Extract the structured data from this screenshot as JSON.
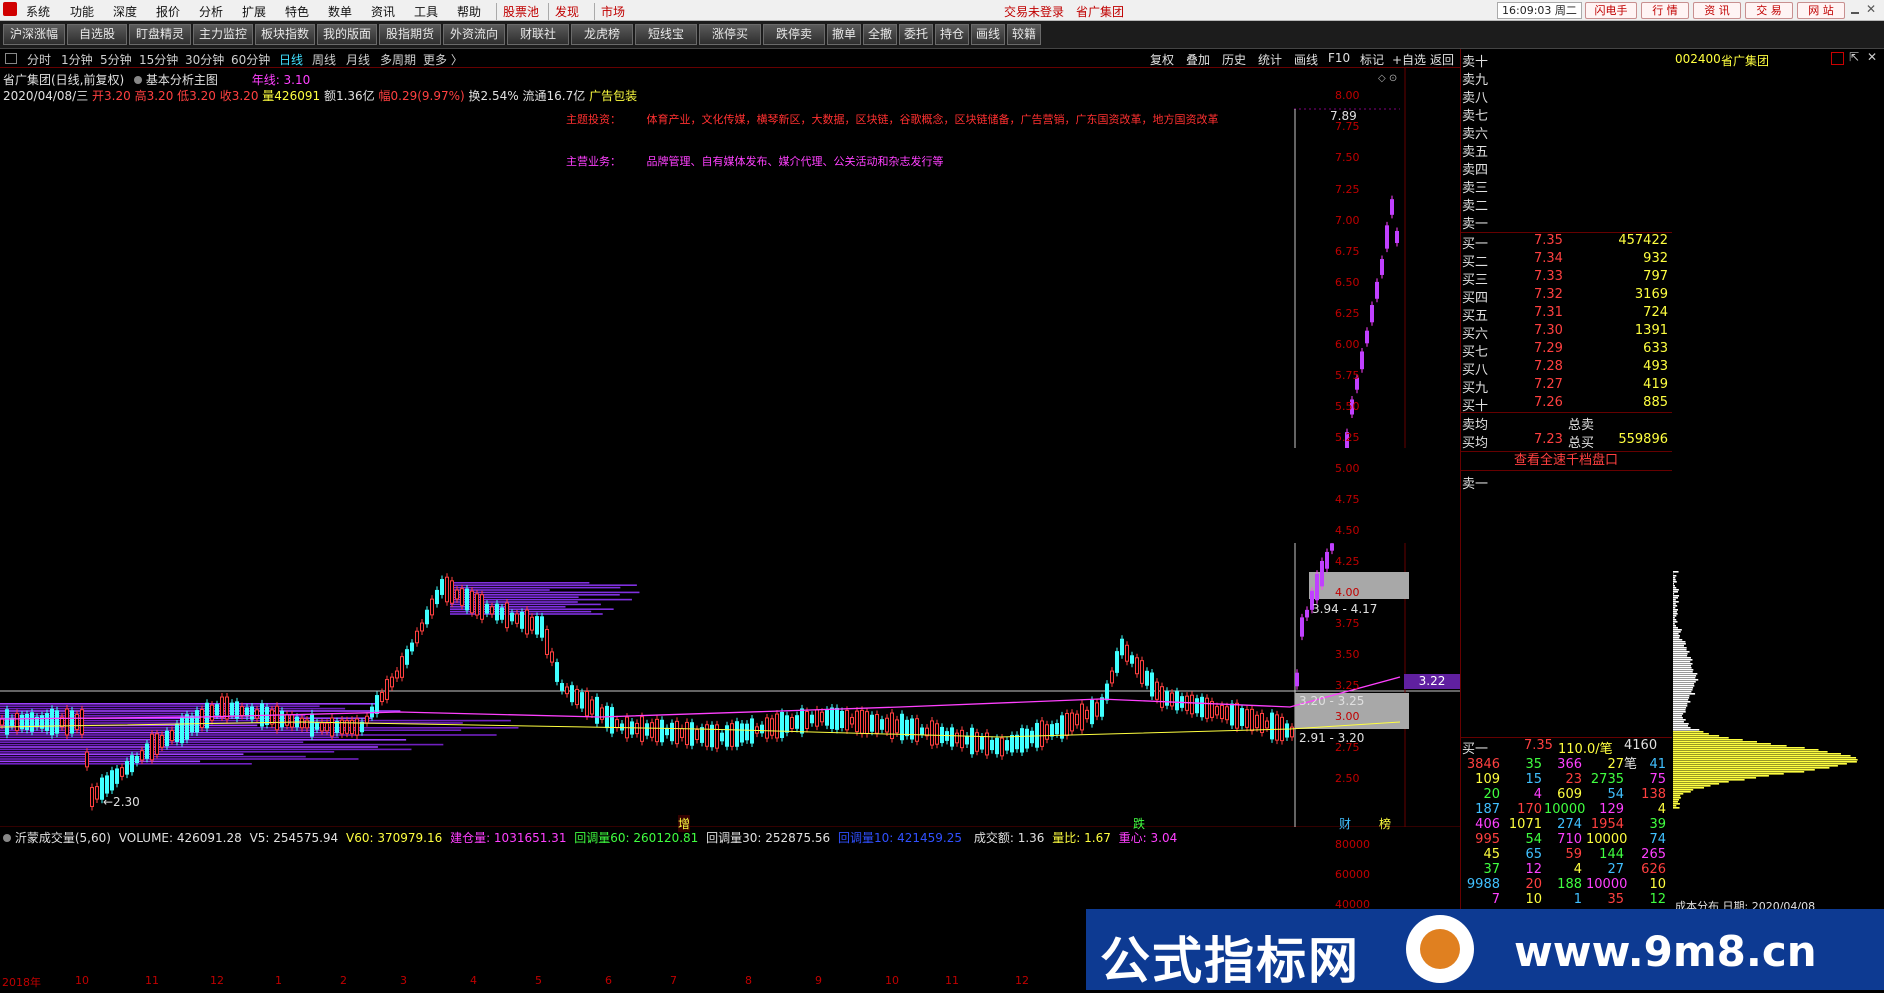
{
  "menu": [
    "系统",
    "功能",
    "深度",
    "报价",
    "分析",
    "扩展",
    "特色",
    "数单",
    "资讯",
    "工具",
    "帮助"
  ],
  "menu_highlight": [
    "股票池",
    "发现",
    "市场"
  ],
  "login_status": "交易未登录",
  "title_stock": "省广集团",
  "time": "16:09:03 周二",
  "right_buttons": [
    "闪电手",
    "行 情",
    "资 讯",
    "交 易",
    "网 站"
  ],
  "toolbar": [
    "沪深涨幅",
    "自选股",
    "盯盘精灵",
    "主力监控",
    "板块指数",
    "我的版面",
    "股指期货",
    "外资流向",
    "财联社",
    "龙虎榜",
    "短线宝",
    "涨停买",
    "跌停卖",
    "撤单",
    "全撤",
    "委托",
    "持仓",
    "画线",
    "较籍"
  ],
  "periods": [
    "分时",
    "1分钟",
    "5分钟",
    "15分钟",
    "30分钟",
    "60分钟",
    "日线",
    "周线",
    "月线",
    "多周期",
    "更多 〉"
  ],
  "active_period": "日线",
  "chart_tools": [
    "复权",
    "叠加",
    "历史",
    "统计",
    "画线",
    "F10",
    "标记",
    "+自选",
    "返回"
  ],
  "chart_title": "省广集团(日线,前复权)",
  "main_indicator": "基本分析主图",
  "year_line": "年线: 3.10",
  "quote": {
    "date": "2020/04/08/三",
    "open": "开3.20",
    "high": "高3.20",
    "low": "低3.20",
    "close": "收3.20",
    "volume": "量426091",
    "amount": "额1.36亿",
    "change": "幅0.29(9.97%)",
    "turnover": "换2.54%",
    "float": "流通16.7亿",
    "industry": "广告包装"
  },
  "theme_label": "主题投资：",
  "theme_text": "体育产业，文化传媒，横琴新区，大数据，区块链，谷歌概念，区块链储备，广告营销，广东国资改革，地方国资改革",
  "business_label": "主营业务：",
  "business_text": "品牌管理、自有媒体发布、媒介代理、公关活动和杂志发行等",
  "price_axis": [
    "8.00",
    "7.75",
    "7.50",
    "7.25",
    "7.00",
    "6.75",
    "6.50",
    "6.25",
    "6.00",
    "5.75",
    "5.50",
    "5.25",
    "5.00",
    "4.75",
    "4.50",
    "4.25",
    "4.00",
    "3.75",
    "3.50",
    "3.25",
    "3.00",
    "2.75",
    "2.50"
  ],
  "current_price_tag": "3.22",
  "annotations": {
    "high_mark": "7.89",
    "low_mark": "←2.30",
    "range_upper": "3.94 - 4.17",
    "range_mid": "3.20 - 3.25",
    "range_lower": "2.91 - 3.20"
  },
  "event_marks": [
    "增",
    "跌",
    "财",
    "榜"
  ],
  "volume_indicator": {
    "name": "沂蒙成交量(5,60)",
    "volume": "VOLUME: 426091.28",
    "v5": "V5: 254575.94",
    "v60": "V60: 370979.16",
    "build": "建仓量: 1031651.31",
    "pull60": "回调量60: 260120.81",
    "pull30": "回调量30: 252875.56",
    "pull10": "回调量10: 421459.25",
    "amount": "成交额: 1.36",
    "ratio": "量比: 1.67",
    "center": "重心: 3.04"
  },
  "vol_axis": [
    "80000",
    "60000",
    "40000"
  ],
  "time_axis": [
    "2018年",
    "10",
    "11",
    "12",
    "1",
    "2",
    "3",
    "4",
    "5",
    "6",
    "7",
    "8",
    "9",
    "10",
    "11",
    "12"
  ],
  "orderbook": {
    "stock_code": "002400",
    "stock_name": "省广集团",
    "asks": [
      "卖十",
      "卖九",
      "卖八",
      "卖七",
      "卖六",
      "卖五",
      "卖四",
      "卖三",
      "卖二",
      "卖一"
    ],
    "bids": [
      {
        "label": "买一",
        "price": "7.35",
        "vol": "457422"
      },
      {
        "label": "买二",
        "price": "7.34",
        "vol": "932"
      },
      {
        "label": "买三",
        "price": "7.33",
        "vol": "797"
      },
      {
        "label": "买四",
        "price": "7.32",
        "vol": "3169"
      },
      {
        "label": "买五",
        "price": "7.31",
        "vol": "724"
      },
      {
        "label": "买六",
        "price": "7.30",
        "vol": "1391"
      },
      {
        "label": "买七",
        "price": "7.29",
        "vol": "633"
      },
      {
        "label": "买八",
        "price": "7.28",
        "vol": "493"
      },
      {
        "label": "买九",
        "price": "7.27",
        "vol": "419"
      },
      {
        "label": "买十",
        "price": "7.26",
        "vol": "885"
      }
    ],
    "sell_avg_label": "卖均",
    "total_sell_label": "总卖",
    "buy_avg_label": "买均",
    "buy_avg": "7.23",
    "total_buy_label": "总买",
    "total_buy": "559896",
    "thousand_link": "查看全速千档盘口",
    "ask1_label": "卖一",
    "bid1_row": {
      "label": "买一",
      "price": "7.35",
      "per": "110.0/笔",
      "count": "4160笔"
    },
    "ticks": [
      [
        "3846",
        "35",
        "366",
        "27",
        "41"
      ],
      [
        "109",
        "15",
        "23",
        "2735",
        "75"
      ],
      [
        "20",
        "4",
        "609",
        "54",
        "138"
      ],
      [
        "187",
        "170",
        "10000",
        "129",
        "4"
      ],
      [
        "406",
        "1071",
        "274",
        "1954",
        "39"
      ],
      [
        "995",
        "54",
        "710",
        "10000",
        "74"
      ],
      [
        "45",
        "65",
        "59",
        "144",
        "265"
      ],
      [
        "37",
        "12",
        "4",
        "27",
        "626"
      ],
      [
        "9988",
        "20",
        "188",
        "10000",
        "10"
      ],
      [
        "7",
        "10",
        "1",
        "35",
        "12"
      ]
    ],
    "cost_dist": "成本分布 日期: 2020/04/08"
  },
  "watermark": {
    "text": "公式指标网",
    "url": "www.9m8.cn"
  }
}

________________________

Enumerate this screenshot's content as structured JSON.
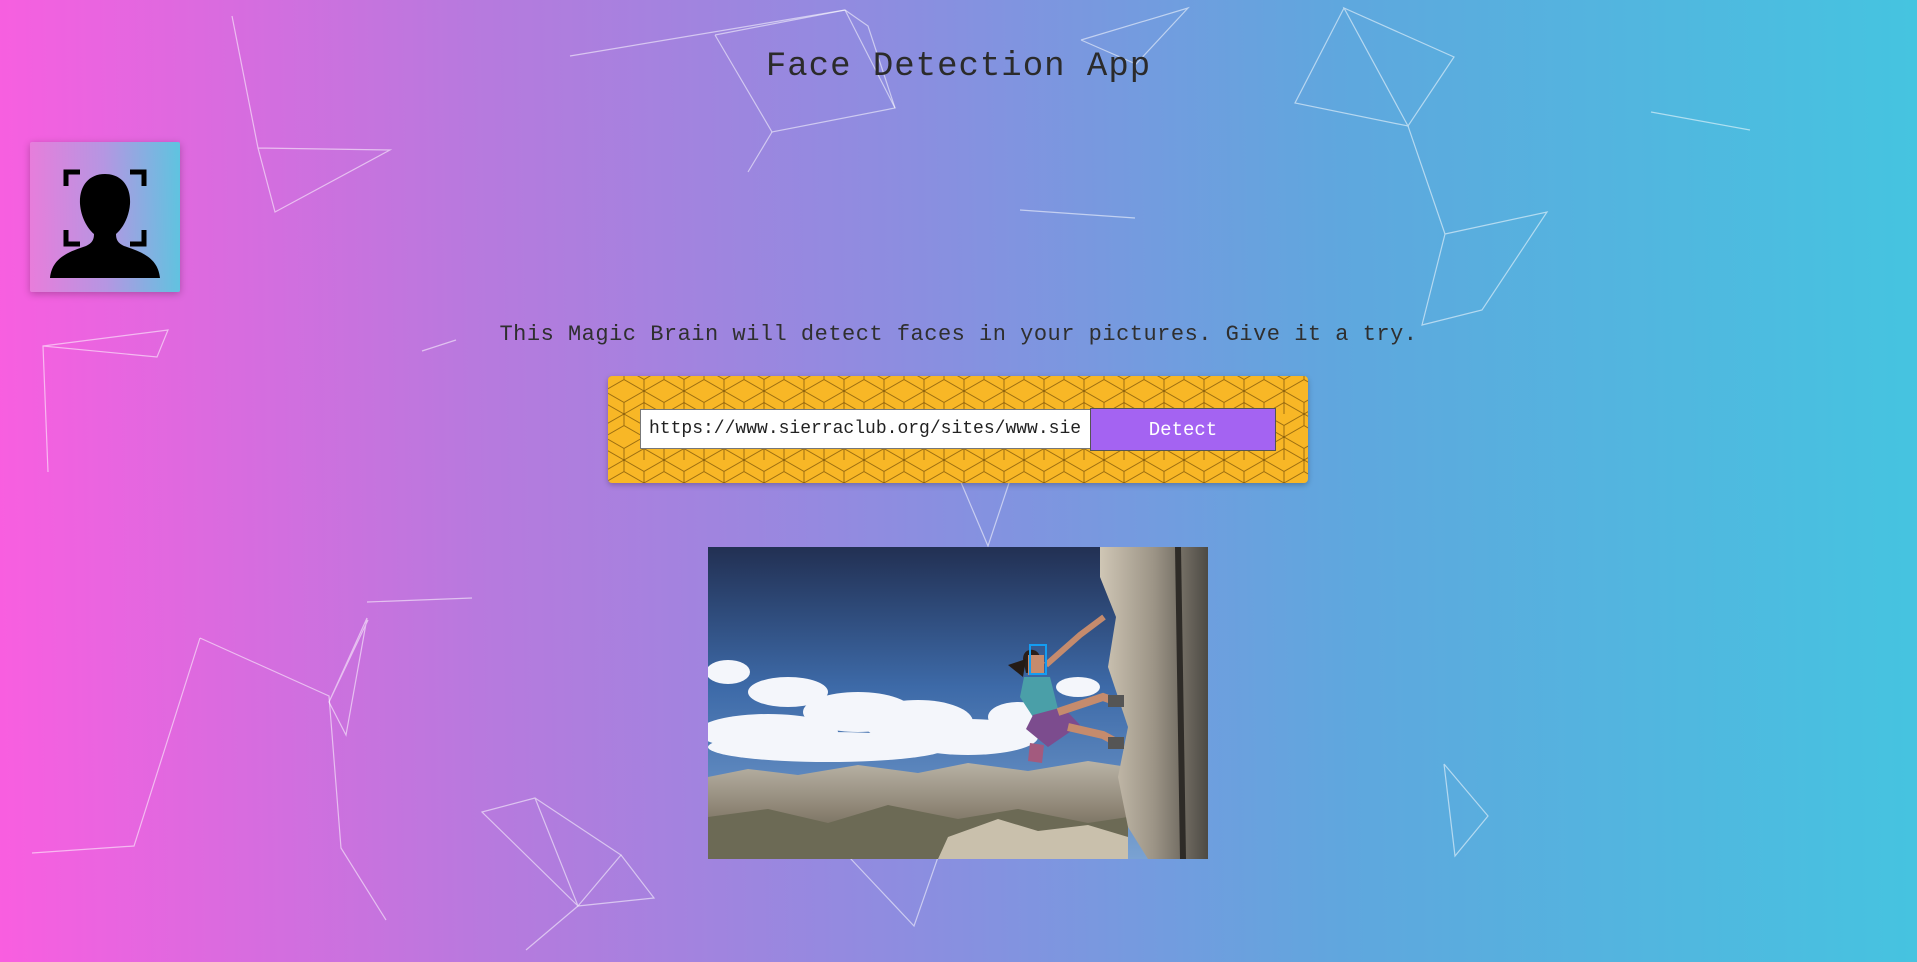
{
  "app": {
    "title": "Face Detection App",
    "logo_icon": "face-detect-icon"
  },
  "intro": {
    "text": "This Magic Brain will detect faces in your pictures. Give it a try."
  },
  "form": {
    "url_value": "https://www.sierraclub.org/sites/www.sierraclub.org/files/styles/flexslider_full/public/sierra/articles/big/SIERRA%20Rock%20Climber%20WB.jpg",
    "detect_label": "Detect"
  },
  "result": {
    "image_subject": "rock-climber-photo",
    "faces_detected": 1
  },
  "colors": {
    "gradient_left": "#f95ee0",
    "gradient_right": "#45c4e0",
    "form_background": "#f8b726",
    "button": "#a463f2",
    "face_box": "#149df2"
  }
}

________________________

Among the lines of the material above, how many include the string "screenshot"? Report only that number.

2